- **Task to carry out**
All of the records listed below should be retyped exactly.

____

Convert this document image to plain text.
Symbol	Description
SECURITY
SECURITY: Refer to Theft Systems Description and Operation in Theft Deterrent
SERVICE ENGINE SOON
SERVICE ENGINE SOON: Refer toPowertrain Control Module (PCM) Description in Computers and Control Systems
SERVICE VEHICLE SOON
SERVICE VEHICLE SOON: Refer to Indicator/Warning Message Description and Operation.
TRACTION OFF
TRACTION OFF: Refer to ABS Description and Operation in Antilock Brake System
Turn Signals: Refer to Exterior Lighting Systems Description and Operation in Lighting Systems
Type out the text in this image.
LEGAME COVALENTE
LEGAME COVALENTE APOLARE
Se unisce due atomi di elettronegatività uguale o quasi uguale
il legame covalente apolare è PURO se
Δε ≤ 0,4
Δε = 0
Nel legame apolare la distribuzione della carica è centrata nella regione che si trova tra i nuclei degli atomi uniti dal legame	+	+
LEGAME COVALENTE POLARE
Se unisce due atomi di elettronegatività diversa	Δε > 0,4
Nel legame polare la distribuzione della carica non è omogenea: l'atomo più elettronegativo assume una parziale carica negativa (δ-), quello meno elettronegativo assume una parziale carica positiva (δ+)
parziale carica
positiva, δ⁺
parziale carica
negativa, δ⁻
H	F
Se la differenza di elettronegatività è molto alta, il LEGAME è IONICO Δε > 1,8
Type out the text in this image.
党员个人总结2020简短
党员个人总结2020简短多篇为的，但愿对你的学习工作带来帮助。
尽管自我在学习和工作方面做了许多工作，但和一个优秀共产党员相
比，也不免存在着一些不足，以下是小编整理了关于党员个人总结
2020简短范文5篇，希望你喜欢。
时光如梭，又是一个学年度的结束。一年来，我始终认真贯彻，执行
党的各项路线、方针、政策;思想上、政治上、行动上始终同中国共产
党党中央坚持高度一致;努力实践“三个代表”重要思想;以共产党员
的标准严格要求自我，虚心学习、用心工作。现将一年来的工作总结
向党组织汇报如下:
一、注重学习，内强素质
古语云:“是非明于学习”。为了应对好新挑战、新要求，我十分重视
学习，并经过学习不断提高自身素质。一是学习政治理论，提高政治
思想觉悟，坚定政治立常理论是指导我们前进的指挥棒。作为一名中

____

- **Answer to this task**
Convert this document image to plain text.
Symbol	Description
SECURITY
SECURITY: Refer to Theft Systems Description and Operation in Theft Deterrent
SERVICE ENGINE SOON
SERVICE ENGINE SOON: Refer toPowertrain Control Module (PCM) Description in Computers and Control Systems
SERVICE VEHICLE SOON
SERVICE VEHICLE SOON: Refer to Indicator/Warning Message Description and Operation.
TRACTION OFF
TRACTION OFF: Refer to ABS Description and Operation in Antilock Brake System
Turn Signals: Refer to Exterior Lighting Systems Description and Operation in Lighting Systems
Type out the text in this image.
LEGAME COVALENTE
LEGAME COVALENTE APOLARE
Se unisce due atomi di elettronegatività uguale o quasi uguale
il legame covalente apolare è PURO se
Δε ≤ 0,4
Δε = 0
Nel legame apolare la distribuzione della carica è centrata nella regione che si trova tra i nuclei degli atomi uniti dal legame	+	+
LEGAME COVALENTE POLARE
Se unisce due atomi di elettronegatività diversa	Δε > 0,4
Nel legame polare la distribuzione della carica non è omogenea: l'atomo più elettronegativo assume una parziale carica negativa (δ-), quello meno elettronegativo assume una parziale carica positiva (δ+)
parziale carica
positiva, δ⁺
parziale carica
negativa, δ⁻
H	F
Se la differenza di elettronegatività è molto alta, il LEGAME è IONICO Δε > 1,8
Type out the text in this image.
党员个人总结2020简短
党员个人总结2020简短多篇为的，但愿对你的学习工作带来帮助。
尽管自我在学习和工作方面做了许多工作，但和一个优秀共产党员相
比，也不免存在着一些不足，以下是小编整理了关于党员个人总结
2020简短范文5篇，希望你喜欢。
时光如梭，又是一个学年度的结束。一年来，我始终认真贯彻，执行
党的各项路线、方针、政策;思想上、政治上、行动上始终同中国共产
党党中央坚持高度一致;努力实践“三个代表”重要思想;以共产党员
的标准严格要求自我，虚心学习、用心工作。现将一年来的工作总结
向党组织汇报如下:
一、注重学习，内强素质
古语云:“是非明于学习”。为了应对好新挑战、新要求，我十分重视
学习，并经过学习不断提高自身素质。一是学习政治理论，提高政治
思想觉悟，坚定政治立常理论是指导我们前进的指挥棒。作为一名中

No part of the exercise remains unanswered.